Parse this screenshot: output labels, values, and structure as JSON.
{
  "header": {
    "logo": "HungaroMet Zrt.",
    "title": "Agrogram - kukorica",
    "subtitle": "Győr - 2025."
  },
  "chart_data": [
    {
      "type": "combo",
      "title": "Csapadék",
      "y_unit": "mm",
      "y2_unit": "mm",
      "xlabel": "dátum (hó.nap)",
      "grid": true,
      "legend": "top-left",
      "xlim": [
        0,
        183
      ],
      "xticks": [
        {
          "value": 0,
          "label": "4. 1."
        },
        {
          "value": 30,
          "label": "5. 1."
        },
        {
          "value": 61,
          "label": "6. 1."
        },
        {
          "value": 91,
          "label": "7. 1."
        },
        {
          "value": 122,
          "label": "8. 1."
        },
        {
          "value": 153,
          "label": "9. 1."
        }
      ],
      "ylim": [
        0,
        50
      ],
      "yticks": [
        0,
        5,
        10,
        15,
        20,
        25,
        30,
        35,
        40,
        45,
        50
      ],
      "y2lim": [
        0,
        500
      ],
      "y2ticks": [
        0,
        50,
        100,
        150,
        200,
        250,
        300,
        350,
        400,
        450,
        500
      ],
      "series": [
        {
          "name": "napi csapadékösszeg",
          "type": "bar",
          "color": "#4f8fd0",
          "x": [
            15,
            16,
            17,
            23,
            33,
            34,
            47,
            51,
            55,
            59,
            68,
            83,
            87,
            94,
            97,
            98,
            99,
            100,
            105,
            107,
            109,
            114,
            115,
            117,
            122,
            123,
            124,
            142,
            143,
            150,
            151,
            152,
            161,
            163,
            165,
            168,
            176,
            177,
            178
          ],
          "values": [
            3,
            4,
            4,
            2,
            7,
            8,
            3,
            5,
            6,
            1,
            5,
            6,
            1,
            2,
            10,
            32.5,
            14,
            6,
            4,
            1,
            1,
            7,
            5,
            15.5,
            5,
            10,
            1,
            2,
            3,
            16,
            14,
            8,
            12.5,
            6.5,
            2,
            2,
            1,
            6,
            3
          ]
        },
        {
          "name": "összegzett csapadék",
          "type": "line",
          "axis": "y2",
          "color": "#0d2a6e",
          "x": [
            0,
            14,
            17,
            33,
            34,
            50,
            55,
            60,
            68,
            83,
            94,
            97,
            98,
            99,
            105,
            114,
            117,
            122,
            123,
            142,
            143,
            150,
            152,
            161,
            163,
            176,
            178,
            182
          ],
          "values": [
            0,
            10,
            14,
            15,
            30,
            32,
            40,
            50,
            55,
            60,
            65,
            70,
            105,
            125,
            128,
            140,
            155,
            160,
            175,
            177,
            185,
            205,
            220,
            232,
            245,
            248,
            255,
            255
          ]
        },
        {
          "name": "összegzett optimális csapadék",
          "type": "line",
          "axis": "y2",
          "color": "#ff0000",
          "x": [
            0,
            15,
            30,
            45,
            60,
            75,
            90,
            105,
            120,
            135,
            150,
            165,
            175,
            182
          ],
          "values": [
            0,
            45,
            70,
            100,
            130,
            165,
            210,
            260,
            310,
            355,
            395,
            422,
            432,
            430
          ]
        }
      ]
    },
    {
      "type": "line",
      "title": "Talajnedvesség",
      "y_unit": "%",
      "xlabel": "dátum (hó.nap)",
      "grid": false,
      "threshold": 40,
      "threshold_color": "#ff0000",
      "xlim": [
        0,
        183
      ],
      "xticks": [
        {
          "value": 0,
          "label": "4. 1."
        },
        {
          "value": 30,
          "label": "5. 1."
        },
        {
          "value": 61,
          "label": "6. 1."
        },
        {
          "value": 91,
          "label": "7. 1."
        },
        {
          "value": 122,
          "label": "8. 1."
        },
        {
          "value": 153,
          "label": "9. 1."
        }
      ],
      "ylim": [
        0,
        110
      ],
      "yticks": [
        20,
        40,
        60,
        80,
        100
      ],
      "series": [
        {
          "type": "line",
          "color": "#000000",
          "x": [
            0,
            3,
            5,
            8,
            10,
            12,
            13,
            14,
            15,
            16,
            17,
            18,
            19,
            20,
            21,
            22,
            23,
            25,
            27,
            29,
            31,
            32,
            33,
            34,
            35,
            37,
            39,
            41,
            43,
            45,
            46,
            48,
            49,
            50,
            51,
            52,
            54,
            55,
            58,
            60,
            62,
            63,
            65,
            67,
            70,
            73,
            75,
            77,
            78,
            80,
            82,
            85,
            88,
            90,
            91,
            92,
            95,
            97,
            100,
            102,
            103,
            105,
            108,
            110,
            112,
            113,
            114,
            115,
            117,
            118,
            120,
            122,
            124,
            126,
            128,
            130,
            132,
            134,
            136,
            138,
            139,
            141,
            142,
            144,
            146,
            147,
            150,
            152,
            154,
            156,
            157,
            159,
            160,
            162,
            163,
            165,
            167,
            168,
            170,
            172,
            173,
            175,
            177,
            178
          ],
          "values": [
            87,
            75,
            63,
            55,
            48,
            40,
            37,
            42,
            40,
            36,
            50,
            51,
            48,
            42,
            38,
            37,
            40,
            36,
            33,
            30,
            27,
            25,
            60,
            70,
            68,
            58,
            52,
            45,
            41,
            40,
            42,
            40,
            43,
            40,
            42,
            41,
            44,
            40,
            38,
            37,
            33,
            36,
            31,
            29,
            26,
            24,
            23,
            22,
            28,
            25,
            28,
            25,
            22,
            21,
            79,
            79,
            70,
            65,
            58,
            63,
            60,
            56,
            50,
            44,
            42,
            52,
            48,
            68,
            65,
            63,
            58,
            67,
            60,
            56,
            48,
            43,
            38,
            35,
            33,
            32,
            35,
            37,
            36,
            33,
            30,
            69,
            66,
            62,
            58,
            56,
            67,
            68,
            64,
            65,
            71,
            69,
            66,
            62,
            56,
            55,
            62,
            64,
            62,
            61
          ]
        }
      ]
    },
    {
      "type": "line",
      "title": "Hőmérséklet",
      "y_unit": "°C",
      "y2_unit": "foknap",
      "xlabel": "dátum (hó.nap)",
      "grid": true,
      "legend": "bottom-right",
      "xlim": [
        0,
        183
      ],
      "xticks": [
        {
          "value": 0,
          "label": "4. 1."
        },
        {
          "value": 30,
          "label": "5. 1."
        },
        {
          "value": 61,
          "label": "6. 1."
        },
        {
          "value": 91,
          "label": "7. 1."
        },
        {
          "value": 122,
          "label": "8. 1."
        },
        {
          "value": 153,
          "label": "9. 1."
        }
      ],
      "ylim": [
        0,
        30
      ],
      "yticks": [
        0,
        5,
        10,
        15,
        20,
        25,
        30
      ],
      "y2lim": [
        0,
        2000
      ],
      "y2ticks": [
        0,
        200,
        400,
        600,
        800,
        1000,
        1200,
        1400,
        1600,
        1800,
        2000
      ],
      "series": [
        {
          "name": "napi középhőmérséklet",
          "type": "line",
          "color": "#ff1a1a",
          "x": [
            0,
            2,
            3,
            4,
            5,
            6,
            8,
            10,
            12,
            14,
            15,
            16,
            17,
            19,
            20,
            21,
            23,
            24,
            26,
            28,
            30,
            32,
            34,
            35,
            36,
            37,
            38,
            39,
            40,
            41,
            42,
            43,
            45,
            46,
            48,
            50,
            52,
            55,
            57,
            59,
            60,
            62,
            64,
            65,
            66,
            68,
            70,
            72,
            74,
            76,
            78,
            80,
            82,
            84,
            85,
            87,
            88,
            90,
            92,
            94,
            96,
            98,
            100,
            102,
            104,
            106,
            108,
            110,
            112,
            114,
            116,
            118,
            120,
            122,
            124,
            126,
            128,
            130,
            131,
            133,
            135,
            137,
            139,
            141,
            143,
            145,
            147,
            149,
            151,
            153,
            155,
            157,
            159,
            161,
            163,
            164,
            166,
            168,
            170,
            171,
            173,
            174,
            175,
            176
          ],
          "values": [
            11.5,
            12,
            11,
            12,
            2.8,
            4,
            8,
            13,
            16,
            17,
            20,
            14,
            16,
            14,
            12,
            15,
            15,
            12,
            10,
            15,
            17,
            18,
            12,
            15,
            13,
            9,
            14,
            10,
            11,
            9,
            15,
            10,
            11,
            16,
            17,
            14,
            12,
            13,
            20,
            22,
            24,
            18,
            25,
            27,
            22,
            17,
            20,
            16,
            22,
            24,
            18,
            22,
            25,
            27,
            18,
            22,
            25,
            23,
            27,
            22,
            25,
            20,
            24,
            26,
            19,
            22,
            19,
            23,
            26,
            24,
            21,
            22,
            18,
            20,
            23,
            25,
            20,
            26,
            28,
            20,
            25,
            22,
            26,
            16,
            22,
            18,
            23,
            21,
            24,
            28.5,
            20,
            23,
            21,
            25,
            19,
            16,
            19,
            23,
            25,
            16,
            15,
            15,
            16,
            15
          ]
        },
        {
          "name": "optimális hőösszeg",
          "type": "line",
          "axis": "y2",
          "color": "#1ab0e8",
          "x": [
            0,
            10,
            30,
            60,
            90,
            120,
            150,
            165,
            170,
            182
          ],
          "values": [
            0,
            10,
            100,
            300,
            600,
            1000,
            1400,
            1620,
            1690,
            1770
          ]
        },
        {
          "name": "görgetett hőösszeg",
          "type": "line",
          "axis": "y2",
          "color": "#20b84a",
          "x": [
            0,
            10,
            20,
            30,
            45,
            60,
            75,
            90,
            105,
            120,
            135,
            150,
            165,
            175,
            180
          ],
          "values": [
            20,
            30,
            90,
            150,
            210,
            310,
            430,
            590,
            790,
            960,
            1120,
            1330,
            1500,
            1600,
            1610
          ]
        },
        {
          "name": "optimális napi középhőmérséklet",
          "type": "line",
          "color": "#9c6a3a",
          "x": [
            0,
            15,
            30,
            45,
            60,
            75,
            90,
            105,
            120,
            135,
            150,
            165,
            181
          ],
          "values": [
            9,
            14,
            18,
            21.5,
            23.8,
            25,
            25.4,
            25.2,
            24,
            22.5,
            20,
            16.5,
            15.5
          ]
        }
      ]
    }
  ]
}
========================
PROBLEM STATEMENT - Pull out all lines from the entries above that include the word "napi".

RESULT OF THIS TASK -
          "name": "napi csapadékösszeg",
          "name": "napi középhőmérséklet",
          "name": "optimális napi középhőmérséklet",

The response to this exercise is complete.